** start **

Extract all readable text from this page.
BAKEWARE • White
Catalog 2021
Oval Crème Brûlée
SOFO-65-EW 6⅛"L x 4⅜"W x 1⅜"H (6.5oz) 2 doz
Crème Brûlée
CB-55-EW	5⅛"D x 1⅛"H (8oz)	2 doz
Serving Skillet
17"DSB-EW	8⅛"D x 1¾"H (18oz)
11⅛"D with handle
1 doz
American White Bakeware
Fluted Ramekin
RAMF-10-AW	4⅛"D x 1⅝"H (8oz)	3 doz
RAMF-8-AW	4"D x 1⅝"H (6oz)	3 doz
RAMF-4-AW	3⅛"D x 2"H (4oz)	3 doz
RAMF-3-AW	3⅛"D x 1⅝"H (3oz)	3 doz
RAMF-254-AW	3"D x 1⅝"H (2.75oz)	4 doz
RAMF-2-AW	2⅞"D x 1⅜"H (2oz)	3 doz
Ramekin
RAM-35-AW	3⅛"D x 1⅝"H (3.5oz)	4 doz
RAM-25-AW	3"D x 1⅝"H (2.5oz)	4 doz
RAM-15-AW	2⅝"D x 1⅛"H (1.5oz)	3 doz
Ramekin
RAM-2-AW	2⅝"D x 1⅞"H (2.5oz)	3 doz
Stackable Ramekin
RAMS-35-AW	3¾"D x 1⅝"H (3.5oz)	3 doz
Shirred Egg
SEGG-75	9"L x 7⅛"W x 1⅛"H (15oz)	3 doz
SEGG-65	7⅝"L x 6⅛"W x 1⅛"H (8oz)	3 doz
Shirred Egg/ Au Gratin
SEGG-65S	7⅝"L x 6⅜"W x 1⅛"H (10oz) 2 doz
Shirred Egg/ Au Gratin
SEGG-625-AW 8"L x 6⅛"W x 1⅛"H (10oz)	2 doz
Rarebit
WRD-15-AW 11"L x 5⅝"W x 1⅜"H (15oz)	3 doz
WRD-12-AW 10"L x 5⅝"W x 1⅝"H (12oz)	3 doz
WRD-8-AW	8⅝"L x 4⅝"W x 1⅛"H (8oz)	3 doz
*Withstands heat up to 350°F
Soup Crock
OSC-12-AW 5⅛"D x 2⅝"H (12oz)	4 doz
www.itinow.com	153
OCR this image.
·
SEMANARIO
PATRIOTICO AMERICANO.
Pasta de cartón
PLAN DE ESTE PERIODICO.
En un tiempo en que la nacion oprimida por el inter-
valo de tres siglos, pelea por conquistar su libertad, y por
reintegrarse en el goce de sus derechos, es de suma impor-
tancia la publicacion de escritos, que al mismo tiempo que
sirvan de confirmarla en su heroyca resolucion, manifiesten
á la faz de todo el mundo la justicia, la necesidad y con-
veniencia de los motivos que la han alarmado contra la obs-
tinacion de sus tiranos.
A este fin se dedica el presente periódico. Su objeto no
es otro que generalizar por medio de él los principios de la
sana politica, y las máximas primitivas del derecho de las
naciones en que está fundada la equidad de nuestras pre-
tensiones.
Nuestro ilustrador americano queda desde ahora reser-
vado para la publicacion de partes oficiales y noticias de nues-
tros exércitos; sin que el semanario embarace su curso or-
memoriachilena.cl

** end **

* **What is required**
Set down the listing above in full, please, exactly as it appears.

* **Full output**
Extract all readable text from this page.
BAKEWARE • White
Catalog 2021
Oval Crème Brûlée
SOFO-65-EW 6⅛"L x 4⅜"W x 1⅜"H (6.5oz) 2 doz
Crème Brûlée
CB-55-EW	5⅛"D x 1⅛"H (8oz)	2 doz
Serving Skillet
17"DSB-EW	8⅛"D x 1¾"H (18oz)
11⅛"D with handle
1 doz
American White Bakeware
Fluted Ramekin
RAMF-10-AW	4⅛"D x 1⅝"H (8oz)	3 doz
RAMF-8-AW	4"D x 1⅝"H (6oz)	3 doz
RAMF-4-AW	3⅛"D x 2"H (4oz)	3 doz
RAMF-3-AW	3⅛"D x 1⅝"H (3oz)	3 doz
RAMF-254-AW	3"D x 1⅝"H (2.75oz)	4 doz
RAMF-2-AW	2⅞"D x 1⅜"H (2oz)	3 doz
Ramekin
RAM-35-AW	3⅛"D x 1⅝"H (3.5oz)	4 doz
RAM-25-AW	3"D x 1⅝"H (2.5oz)	4 doz
RAM-15-AW	2⅝"D x 1⅛"H (1.5oz)	3 doz
Ramekin
RAM-2-AW	2⅝"D x 1⅞"H (2.5oz)	3 doz
Stackable Ramekin
RAMS-35-AW	3¾"D x 1⅝"H (3.5oz)	3 doz
Shirred Egg
SEGG-75	9"L x 7⅛"W x 1⅛"H (15oz)	3 doz
SEGG-65	7⅝"L x 6⅛"W x 1⅛"H (8oz)	3 doz
Shirred Egg/ Au Gratin
SEGG-65S	7⅝"L x 6⅜"W x 1⅛"H (10oz) 2 doz
Shirred Egg/ Au Gratin
SEGG-625-AW 8"L x 6⅛"W x 1⅛"H (10oz)	2 doz
Rarebit
WRD-15-AW 11"L x 5⅝"W x 1⅜"H (15oz)	3 doz
WRD-12-AW 10"L x 5⅝"W x 1⅝"H (12oz)	3 doz
WRD-8-AW	8⅝"L x 4⅝"W x 1⅛"H (8oz)	3 doz
*Withstands heat up to 350°F
Soup Crock
OSC-12-AW 5⅛"D x 2⅝"H (12oz)	4 doz
www.itinow.com	153
OCR this image.
·
SEMANARIO
PATRIOTICO AMERICANO.
Pasta de cartón
PLAN DE ESTE PERIODICO.
En un tiempo en que la nacion oprimida por el inter-
valo de tres siglos, pelea por conquistar su libertad, y por
reintegrarse en el goce de sus derechos, es de suma impor-
tancia la publicacion de escritos, que al mismo tiempo que
sirvan de confirmarla en su heroyca resolucion, manifiesten
á la faz de todo el mundo la justicia, la necesidad y con-
veniencia de los motivos que la han alarmado contra la obs-
tinacion de sus tiranos.
A este fin se dedica el presente periódico. Su objeto no
es otro que generalizar por medio de él los principios de la
sana politica, y las máximas primitivas del derecho de las
naciones en que está fundada la equidad de nuestras pre-
tensiones.
Nuestro ilustrador americano queda desde ahora reser-
vado para la publicacion de partes oficiales y noticias de nues-
tros exércitos; sin que el semanario embarace su curso or-
memoriachilena.cl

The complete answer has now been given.